Keep the images out and copy every entry below exactly.

(Dataset records)
>> start

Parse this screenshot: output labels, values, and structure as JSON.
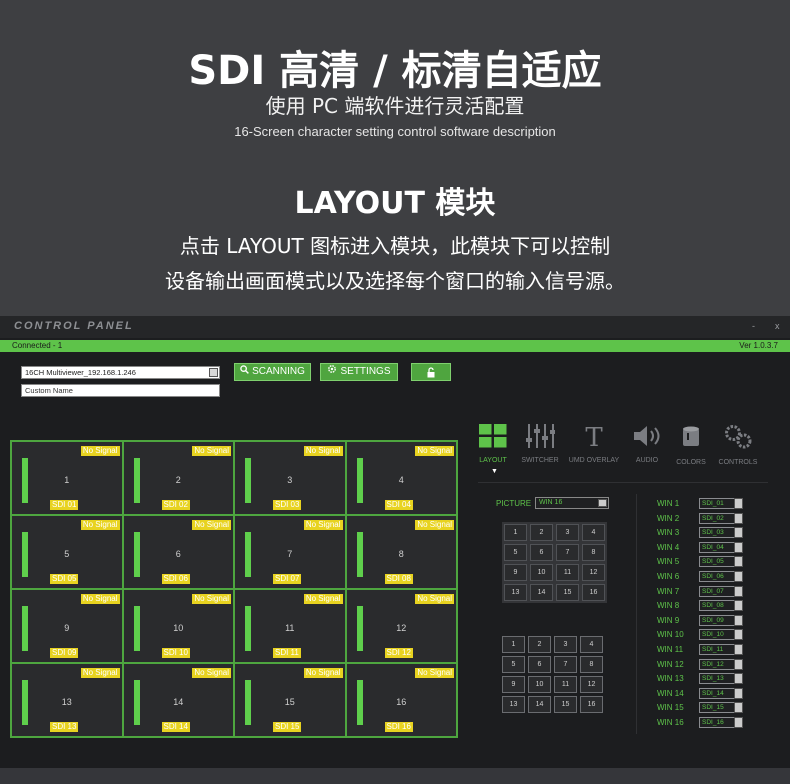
{
  "header": {
    "title": "SDI 高清 / 标清自适应",
    "subtitle": "使用 PC 端软件进行灵活配置",
    "subtitle_en": "16-Screen character setting control software description",
    "section_title": "LAYOUT 模块",
    "desc_line1": "点击 LAYOUT 图标进入模块，此模块下可以控制",
    "desc_line2": "设备输出画面模式以及选择每个窗口的输入信号源。"
  },
  "app": {
    "logo": "CONTROL PANEL",
    "min_label": "-",
    "close_label": "x",
    "status": "Connected - 1",
    "version": "Ver 1.0.3.7",
    "device": "16CH Multiviewer_192.168.1.246",
    "custom_name": "Custom Name",
    "buttons": {
      "scanning": "SCANNING",
      "settings": "SETTINGS"
    },
    "no_signal": "No Signal",
    "cells": [
      {
        "num": "1",
        "sdi": "SDI 01"
      },
      {
        "num": "2",
        "sdi": "SDI 02"
      },
      {
        "num": "3",
        "sdi": "SDI 03"
      },
      {
        "num": "4",
        "sdi": "SDI 04"
      },
      {
        "num": "5",
        "sdi": "SDI 05"
      },
      {
        "num": "6",
        "sdi": "SDI 06"
      },
      {
        "num": "7",
        "sdi": "SDI 07"
      },
      {
        "num": "8",
        "sdi": "SDI 08"
      },
      {
        "num": "9",
        "sdi": "SDI 09"
      },
      {
        "num": "10",
        "sdi": "SDI 10"
      },
      {
        "num": "11",
        "sdi": "SDI 11"
      },
      {
        "num": "12",
        "sdi": "SDI 12"
      },
      {
        "num": "13",
        "sdi": "SDI 13"
      },
      {
        "num": "14",
        "sdi": "SDI 14"
      },
      {
        "num": "15",
        "sdi": "SDI 15"
      },
      {
        "num": "16",
        "sdi": "SDI 16"
      }
    ],
    "tabs": [
      "LAYOUT",
      "SWITCHER",
      "UMD OVERLAY",
      "AUDIO",
      "COLORS",
      "CONTROLS"
    ],
    "picture_label": "PICTURE",
    "picture_value": "WIN 16",
    "picture_grid1": [
      "1",
      "2",
      "3",
      "4",
      "5",
      "6",
      "7",
      "8",
      "9",
      "10",
      "11",
      "12",
      "13",
      "14",
      "15",
      "16"
    ],
    "picture_grid2": [
      "1",
      "2",
      "3",
      "4",
      "5",
      "6",
      "7",
      "8",
      "9",
      "10",
      "11",
      "12",
      "13",
      "14",
      "15",
      "16"
    ],
    "windows": [
      {
        "label": "WIN 1",
        "src": "SDI_01"
      },
      {
        "label": "WIN 2",
        "src": "SDI_02"
      },
      {
        "label": "WIN 3",
        "src": "SDI_03"
      },
      {
        "label": "WIN 4",
        "src": "SDI_04"
      },
      {
        "label": "WIN 5",
        "src": "SDI_05"
      },
      {
        "label": "WIN 6",
        "src": "SDI_06"
      },
      {
        "label": "WIN 7",
        "src": "SDI_07"
      },
      {
        "label": "WIN 8",
        "src": "SDI_08"
      },
      {
        "label": "WIN 9",
        "src": "SDI_09"
      },
      {
        "label": "WIN 10",
        "src": "SDI_10"
      },
      {
        "label": "WIN 11",
        "src": "SDI_11"
      },
      {
        "label": "WIN 12",
        "src": "SDI_12"
      },
      {
        "label": "WIN 13",
        "src": "SDI_13"
      },
      {
        "label": "WIN 14",
        "src": "SDI_14"
      },
      {
        "label": "WIN 15",
        "src": "SDI_15"
      },
      {
        "label": "WIN 16",
        "src": "SDI_16"
      }
    ],
    "colors": {
      "accent": "#5ec34a",
      "signal_label": "#e8d320",
      "background": "#1c1d1f"
    }
  }
}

>> end

[Written reply]:
Parse this screenshot: output labels, values, and structure as JSON.
{
  "header": {
    "title": "SDI 高清 / 标清自适应",
    "subtitle": "使用 PC 端软件进行灵活配置",
    "subtitle_en": "16-Screen character setting control software description",
    "section_title": "LAYOUT 模块",
    "desc_line1": "点击 LAYOUT 图标进入模块，此模块下可以控制",
    "desc_line2": "设备输出画面模式以及选择每个窗口的输入信号源。"
  },
  "app": {
    "logo": "CONTROL PANEL",
    "min_label": "-",
    "close_label": "x",
    "status": "Connected - 1",
    "version": "Ver 1.0.3.7",
    "device": "16CH Multiviewer_192.168.1.246",
    "custom_name": "Custom Name",
    "buttons": {
      "scanning": "SCANNING",
      "settings": "SETTINGS"
    },
    "no_signal": "No Signal",
    "cells": [
      {
        "num": "1",
        "sdi": "SDI 01"
      },
      {
        "num": "2",
        "sdi": "SDI 02"
      },
      {
        "num": "3",
        "sdi": "SDI 03"
      },
      {
        "num": "4",
        "sdi": "SDI 04"
      },
      {
        "num": "5",
        "sdi": "SDI 05"
      },
      {
        "num": "6",
        "sdi": "SDI 06"
      },
      {
        "num": "7",
        "sdi": "SDI 07"
      },
      {
        "num": "8",
        "sdi": "SDI 08"
      },
      {
        "num": "9",
        "sdi": "SDI 09"
      },
      {
        "num": "10",
        "sdi": "SDI 10"
      },
      {
        "num": "11",
        "sdi": "SDI 11"
      },
      {
        "num": "12",
        "sdi": "SDI 12"
      },
      {
        "num": "13",
        "sdi": "SDI 13"
      },
      {
        "num": "14",
        "sdi": "SDI 14"
      },
      {
        "num": "15",
        "sdi": "SDI 15"
      },
      {
        "num": "16",
        "sdi": "SDI 16"
      }
    ],
    "tabs": [
      "LAYOUT",
      "SWITCHER",
      "UMD OVERLAY",
      "AUDIO",
      "COLORS",
      "CONTROLS"
    ],
    "picture_label": "PICTURE",
    "picture_value": "WIN 16",
    "picture_grid1": [
      "1",
      "2",
      "3",
      "4",
      "5",
      "6",
      "7",
      "8",
      "9",
      "10",
      "11",
      "12",
      "13",
      "14",
      "15",
      "16"
    ],
    "picture_grid2": [
      "1",
      "2",
      "3",
      "4",
      "5",
      "6",
      "7",
      "8",
      "9",
      "10",
      "11",
      "12",
      "13",
      "14",
      "15",
      "16"
    ],
    "windows": [
      {
        "label": "WIN 1",
        "src": "SDI_01"
      },
      {
        "label": "WIN 2",
        "src": "SDI_02"
      },
      {
        "label": "WIN 3",
        "src": "SDI_03"
      },
      {
        "label": "WIN 4",
        "src": "SDI_04"
      },
      {
        "label": "WIN 5",
        "src": "SDI_05"
      },
      {
        "label": "WIN 6",
        "src": "SDI_06"
      },
      {
        "label": "WIN 7",
        "src": "SDI_07"
      },
      {
        "label": "WIN 8",
        "src": "SDI_08"
      },
      {
        "label": "WIN 9",
        "src": "SDI_09"
      },
      {
        "label": "WIN 10",
        "src": "SDI_10"
      },
      {
        "label": "WIN 11",
        "src": "SDI_11"
      },
      {
        "label": "WIN 12",
        "src": "SDI_12"
      },
      {
        "label": "WIN 13",
        "src": "SDI_13"
      },
      {
        "label": "WIN 14",
        "src": "SDI_14"
      },
      {
        "label": "WIN 15",
        "src": "SDI_15"
      },
      {
        "label": "WIN 16",
        "src": "SDI_16"
      }
    ],
    "colors": {
      "accent": "#5ec34a",
      "signal_label": "#e8d320",
      "background": "#1c1d1f"
    }
  }
}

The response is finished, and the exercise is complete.